## EXTRAIT FOURNI
Lectio Letalis : Laurent Philipparie

Titre : Lectio Letalis

Auteur : Laurent Philipparie
Édition : Belfond (17/01/2019)

Résumé :
Oserez-vous tourner les premières pages du LECTIO LETALIS ?

Paris. Un assistant d’édition tout juste embauché se tranche les veines à la lecture du premier manuscrit qui lui est confié. C’est la troisième fois, en quelques semaines, que le même scénario-suicide se produit dans cette maison d’édition.

Bordeaux. Le lieutenant Gabriel Barrias, ancien indic devenu flic, enquête sur l’assassinat atypique d’un psychiatre massacré par un rapace, dans son cabinet, en pleine consultation.

Deux affaires éloignées en tout point, et pourtant. Un nom apparaît des deux côtés. Celui d’Anna Jeanson, qui fut, dix ans plus tôt, l’unique survivante d’un suicide collectif survenu dans une secte dressant des animaux à tuer.

Un livre et des oiseaux qui tuent, personne ne pourrait y croire. Mais sous la plume de Laurent Philipparie, capitaine de police, tout est si vrai que c’en est effrayant.

Critique :
Un livre qui tue ? Comme le grimoire interdit dans « Le nom de la rose » où en fait, c’était… Ah ben non, je ne vais pas vous divulguer comment le livre tuait de ce roman d’Umberto Eco !

Dans quel autre cas un livre pourrait-il nous pousser au suicide ? J’ai bien des pistes, mais pour cela, il faudrait que je balance des noms d’auteurs ou des titres de livres, et là, je serai muette comme une carpe.

La seule chose que je peux divulguer, c’est que je remercie NetGalley pour l’envoi de ce livre que la curiosité m’avait fait cocher dans leur catalogue.

## SECTION DES DONNÉES
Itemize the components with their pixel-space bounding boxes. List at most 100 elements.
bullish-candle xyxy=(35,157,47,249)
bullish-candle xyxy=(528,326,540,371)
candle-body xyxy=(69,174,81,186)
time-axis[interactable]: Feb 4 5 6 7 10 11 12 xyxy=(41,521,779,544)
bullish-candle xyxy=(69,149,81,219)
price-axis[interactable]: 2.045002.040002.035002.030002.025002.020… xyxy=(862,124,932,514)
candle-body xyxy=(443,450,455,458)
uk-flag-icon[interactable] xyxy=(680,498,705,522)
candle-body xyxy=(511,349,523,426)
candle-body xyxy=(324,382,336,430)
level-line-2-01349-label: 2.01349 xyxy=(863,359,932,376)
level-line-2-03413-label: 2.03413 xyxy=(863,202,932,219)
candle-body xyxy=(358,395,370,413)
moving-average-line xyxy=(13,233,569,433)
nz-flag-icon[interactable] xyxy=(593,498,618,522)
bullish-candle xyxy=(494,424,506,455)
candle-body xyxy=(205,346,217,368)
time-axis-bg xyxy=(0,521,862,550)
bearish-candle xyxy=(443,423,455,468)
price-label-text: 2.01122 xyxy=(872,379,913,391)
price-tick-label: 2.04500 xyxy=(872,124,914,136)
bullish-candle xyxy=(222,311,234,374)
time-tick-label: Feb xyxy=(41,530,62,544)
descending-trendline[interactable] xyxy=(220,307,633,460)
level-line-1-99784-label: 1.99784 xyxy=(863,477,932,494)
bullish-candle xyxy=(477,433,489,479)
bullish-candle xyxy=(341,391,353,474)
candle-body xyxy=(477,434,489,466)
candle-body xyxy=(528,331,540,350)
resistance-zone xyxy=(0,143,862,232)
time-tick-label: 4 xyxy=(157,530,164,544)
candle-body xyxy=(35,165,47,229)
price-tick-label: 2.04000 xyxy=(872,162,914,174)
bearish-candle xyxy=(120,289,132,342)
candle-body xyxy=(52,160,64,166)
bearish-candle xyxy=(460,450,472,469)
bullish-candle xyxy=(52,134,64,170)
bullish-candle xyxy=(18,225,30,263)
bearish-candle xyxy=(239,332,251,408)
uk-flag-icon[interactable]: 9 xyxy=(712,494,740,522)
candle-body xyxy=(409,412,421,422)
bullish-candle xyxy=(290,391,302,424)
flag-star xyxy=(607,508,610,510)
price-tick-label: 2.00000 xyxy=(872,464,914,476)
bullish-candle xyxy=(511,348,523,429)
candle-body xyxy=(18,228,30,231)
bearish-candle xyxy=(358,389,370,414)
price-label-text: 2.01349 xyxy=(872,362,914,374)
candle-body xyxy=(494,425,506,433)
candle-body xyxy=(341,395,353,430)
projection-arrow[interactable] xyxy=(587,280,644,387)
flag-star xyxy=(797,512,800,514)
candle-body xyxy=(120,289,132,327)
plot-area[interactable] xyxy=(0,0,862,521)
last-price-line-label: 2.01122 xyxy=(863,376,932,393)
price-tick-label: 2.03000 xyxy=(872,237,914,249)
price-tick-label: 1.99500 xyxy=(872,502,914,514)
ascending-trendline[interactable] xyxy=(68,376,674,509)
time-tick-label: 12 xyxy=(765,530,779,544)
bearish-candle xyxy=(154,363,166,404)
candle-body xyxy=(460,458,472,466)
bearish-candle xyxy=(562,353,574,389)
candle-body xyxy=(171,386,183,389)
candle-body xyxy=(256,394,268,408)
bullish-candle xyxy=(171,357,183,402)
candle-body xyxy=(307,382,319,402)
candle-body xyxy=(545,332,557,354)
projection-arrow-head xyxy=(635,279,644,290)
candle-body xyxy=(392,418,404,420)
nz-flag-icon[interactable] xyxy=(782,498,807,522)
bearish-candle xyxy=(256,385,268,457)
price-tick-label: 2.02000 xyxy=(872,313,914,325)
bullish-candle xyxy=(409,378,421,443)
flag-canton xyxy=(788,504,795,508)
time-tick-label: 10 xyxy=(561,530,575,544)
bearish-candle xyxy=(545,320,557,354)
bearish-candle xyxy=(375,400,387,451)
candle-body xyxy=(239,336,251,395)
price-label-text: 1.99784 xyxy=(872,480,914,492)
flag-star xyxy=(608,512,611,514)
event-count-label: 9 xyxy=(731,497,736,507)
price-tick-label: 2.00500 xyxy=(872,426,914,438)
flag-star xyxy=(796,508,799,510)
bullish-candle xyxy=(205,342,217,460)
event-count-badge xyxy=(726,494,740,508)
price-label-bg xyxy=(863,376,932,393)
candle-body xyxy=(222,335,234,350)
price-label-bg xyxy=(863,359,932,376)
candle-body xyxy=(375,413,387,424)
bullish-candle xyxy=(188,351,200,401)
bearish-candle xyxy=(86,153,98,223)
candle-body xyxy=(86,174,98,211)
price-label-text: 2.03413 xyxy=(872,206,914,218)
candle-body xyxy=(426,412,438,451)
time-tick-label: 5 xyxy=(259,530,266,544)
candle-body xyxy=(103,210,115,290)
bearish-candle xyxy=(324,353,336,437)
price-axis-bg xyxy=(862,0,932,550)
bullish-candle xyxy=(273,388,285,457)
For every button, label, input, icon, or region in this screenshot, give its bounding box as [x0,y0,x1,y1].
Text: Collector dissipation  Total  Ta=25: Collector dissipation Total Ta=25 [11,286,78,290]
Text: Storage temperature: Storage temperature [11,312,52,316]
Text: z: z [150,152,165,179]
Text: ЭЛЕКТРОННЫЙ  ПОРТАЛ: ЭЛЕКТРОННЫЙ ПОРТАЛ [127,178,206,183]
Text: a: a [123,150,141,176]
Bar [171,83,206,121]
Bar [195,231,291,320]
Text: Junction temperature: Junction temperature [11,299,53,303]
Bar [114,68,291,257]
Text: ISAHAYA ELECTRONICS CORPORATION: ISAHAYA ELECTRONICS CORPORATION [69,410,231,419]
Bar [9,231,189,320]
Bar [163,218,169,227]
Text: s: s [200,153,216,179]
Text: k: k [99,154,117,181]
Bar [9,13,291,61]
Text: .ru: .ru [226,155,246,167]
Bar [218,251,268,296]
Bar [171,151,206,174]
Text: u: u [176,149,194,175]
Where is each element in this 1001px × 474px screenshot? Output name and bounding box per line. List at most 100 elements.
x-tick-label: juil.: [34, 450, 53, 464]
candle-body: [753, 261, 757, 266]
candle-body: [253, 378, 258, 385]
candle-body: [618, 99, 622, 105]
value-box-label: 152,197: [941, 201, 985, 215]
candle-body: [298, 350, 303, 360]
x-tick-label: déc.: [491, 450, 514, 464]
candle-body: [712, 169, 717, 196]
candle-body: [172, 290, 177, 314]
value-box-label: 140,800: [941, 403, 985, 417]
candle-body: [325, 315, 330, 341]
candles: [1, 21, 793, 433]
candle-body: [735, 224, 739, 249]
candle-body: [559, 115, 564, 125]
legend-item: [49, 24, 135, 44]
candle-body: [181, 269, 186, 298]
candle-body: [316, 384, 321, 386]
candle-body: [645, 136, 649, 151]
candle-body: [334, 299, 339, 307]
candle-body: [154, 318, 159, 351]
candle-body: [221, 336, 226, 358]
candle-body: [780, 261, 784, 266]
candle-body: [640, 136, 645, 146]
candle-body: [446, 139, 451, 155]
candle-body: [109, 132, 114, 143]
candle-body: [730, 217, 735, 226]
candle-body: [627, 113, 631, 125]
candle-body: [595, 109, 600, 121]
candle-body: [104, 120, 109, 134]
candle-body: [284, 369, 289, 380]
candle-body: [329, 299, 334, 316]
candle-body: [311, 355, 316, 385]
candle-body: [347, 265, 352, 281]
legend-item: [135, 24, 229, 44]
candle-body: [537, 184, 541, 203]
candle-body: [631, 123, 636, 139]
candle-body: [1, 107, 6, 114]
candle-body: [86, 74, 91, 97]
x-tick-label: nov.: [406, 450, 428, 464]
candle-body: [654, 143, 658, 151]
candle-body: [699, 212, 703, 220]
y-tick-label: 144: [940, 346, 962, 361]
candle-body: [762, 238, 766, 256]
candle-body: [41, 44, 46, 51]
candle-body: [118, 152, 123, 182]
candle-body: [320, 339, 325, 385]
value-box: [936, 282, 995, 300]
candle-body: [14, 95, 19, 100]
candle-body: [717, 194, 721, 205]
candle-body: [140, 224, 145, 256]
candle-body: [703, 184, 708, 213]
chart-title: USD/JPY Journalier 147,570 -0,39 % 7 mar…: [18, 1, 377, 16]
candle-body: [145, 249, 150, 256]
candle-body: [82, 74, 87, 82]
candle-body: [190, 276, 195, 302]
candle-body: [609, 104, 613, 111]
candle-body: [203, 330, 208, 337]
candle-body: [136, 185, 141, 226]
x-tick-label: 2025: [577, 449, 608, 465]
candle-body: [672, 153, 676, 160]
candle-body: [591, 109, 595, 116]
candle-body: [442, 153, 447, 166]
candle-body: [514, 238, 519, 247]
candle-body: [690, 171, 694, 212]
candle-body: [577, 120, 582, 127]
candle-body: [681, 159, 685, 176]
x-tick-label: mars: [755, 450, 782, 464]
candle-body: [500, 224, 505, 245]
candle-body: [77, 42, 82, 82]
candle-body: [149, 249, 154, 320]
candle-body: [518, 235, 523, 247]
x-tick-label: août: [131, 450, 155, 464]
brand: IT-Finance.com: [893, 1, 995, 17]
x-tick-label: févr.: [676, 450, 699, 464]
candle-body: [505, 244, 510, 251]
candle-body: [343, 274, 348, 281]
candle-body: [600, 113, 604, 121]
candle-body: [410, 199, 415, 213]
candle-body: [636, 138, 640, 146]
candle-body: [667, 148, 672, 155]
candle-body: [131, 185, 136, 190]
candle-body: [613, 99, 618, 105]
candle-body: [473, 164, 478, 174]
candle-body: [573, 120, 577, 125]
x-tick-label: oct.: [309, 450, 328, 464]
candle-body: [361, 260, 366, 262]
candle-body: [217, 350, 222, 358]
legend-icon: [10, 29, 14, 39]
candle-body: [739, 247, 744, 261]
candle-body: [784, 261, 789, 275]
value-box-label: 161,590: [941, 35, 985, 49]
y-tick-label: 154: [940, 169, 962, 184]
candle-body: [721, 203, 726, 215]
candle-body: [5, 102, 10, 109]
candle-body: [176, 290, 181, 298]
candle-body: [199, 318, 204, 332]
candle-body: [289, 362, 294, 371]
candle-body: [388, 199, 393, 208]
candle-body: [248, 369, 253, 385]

## CONSIGNE 1
D'après l'extrait fourni, quel métier exerce Laurent Philipparie ?
## CONSIGNE 2
Recopiez fidèlement tout le passage de l'extrait fourni, depuis les mots « Un livre et » jusqu'aux mots « comme une carpe. ».

## RÉPONSE ATTENDUE 1
Laurent Philipparie est capitaine de police.

## RÉPONSE ATTENDUE 2
Un livre et des oiseaux qui tuent, personne ne pourrait y croire. Mais sous la plume de Laurent Philipparie, capitaine de police, tout est si vrai que c’en est effrayant.

Critique :
Un livre qui tue ? Comme le grimoire interdit dans « Le nom de la rose » où en fait, c’était… Ah ben non, je ne vais pas vous divulguer comment le livre tuait de ce roman d’Umberto Eco !

Dans quel autre cas un livre pourrait-il nous pousser au suicide ? J’ai bien des pistes, mais pour cela, il faudrait que je balance des noms d’auteurs ou des titres de livres, et là, je serai muette comme une carpe.